• **Objective**: Rewrite the lines beginning with the line containing "List UI elements" and continuing through the line containing "point-lithuanian xyxy=(305,225,324,245)", replacing "legend-swatch" with "legend-marker" and leaving everything else unchanged. Give only those lines, and omit the pictures.
-- Begin Excerpted records --
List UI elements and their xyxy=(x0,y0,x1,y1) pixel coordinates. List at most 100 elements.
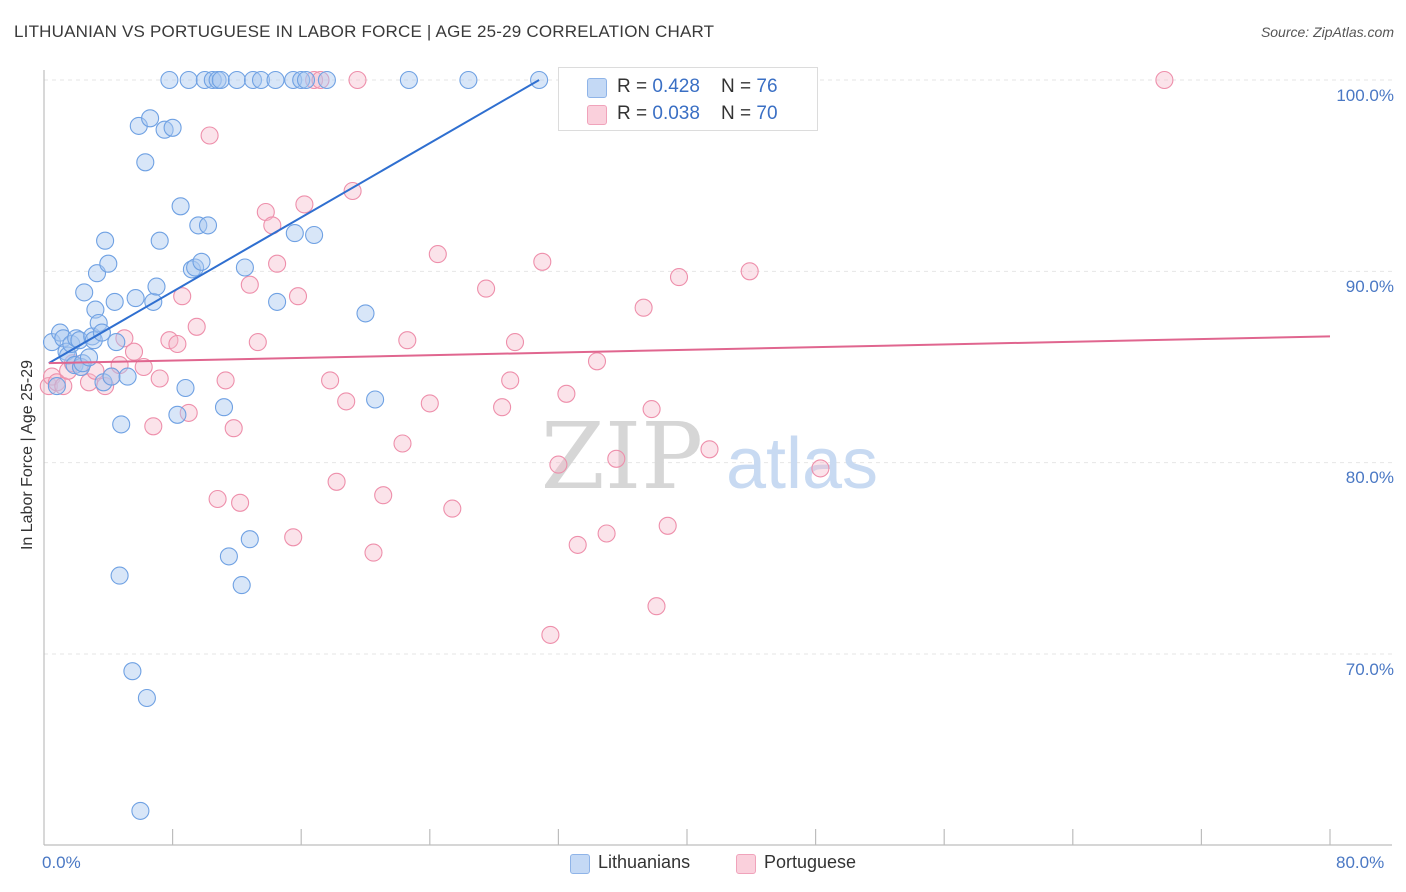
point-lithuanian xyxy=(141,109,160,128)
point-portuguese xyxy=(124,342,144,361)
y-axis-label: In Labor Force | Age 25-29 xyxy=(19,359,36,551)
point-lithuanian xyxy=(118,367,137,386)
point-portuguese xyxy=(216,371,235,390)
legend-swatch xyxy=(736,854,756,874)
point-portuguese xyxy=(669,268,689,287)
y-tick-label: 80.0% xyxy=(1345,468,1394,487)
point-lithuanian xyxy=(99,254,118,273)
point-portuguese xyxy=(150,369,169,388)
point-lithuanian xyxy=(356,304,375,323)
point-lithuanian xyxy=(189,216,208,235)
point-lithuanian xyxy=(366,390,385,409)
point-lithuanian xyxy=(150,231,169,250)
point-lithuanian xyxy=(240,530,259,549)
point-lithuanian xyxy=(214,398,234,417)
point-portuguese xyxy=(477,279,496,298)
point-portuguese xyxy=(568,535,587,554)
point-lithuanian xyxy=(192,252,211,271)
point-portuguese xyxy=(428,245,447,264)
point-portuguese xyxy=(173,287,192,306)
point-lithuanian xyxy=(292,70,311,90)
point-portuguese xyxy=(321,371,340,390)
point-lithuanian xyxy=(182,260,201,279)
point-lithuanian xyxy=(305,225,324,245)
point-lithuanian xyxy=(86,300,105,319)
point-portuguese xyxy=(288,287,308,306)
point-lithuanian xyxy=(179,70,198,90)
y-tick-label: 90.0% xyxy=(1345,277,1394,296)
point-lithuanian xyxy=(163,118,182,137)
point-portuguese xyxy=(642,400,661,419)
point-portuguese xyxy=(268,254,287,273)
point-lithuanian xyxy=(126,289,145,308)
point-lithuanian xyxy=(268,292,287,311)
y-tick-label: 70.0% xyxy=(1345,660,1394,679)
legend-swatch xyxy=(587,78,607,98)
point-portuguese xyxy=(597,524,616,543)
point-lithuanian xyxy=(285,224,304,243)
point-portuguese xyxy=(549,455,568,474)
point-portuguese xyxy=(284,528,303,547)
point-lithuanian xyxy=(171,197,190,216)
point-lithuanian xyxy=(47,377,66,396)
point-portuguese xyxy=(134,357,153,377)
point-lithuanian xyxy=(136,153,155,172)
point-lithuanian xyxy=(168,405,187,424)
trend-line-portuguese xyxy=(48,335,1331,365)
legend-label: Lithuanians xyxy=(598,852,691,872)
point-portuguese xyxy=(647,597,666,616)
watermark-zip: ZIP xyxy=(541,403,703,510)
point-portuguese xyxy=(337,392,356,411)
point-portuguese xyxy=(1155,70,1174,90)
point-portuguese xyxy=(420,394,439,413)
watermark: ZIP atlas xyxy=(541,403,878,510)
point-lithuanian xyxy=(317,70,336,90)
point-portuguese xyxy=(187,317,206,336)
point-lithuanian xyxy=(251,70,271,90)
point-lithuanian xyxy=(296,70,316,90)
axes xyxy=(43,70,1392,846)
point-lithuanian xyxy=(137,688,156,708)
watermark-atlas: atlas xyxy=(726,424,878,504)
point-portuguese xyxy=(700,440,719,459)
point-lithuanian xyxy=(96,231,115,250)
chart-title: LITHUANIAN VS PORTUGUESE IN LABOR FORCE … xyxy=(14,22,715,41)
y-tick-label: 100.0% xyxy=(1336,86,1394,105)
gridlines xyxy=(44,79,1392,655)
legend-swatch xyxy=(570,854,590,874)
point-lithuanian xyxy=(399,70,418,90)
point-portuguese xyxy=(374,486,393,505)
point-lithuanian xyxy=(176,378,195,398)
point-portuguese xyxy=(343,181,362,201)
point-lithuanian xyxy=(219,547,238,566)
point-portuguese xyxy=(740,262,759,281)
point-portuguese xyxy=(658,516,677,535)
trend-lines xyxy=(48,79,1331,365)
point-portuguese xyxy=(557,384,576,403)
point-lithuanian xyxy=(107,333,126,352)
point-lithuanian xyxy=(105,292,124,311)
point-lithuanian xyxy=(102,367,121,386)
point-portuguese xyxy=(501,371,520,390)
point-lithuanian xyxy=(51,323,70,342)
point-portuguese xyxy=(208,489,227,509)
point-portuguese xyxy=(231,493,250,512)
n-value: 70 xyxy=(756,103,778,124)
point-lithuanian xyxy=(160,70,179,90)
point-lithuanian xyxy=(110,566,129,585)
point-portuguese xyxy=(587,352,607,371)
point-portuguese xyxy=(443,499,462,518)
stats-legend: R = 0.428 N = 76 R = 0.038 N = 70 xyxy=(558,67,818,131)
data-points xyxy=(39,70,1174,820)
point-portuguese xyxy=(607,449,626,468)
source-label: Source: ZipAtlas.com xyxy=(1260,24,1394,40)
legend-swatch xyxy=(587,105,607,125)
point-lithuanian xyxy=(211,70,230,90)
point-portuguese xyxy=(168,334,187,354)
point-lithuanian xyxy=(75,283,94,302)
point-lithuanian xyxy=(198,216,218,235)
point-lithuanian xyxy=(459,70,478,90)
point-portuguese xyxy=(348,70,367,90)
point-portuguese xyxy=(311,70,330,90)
-- End Excerpted records --
-- Begin Excerpted records --
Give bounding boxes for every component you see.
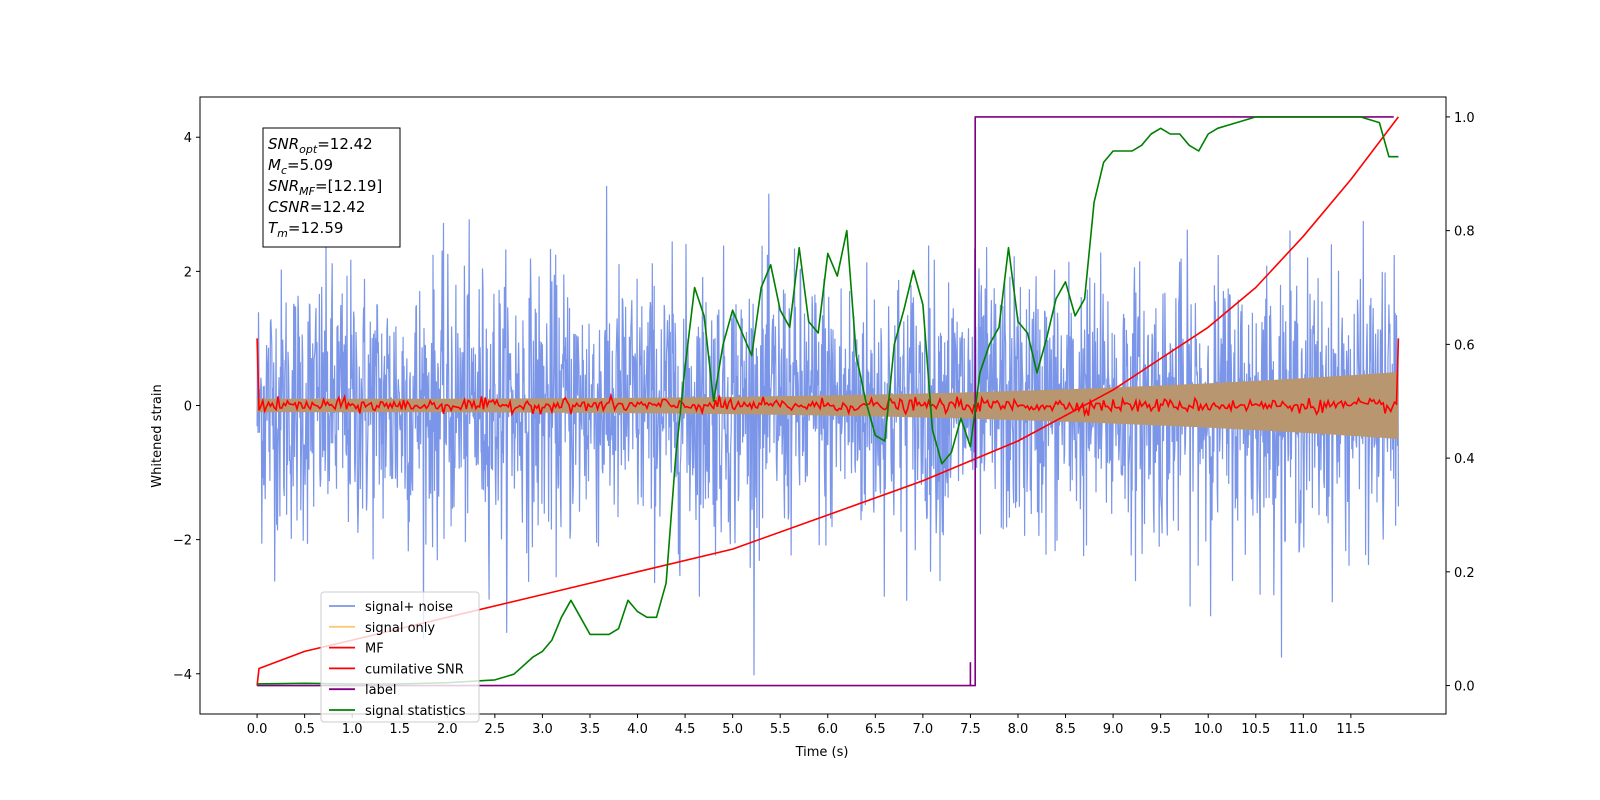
-- End Excerpted records --
-- Begin Excerpted records --
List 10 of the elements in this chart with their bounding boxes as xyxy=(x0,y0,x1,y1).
-- End Excerpted records --
• **Completed task**:
List UI elements and their xyxy=(x0,y0,x1,y1) pixel coordinates. List at most 100 elements.
point-lithuanian xyxy=(141,109,160,128)
point-portuguese xyxy=(124,342,144,361)
y-axis-label: In Labor Force | Age 25-29 xyxy=(19,359,36,551)
point-lithuanian xyxy=(118,367,137,386)
point-portuguese xyxy=(216,371,235,390)
legend-marker xyxy=(736,854,756,874)
point-portuguese xyxy=(669,268,689,287)
y-tick-label: 80.0% xyxy=(1345,468,1394,487)
point-lithuanian xyxy=(99,254,118,273)
point-portuguese xyxy=(150,369,169,388)
point-lithuanian xyxy=(356,304,375,323)
point-lithuanian xyxy=(189,216,208,235)
point-lithuanian xyxy=(366,390,385,409)
point-lithuanian xyxy=(150,231,169,250)
point-lithuanian xyxy=(240,530,259,549)
point-lithuanian xyxy=(214,398,234,417)
point-portuguese xyxy=(477,279,496,298)
point-portuguese xyxy=(568,535,587,554)
point-lithuanian xyxy=(192,252,211,271)
point-portuguese xyxy=(428,245,447,264)
point-portuguese xyxy=(173,287,192,306)
point-lithuanian xyxy=(292,70,311,90)
point-portuguese xyxy=(321,371,340,390)
point-lithuanian xyxy=(182,260,201,279)
point-lithuanian xyxy=(305,225,324,245)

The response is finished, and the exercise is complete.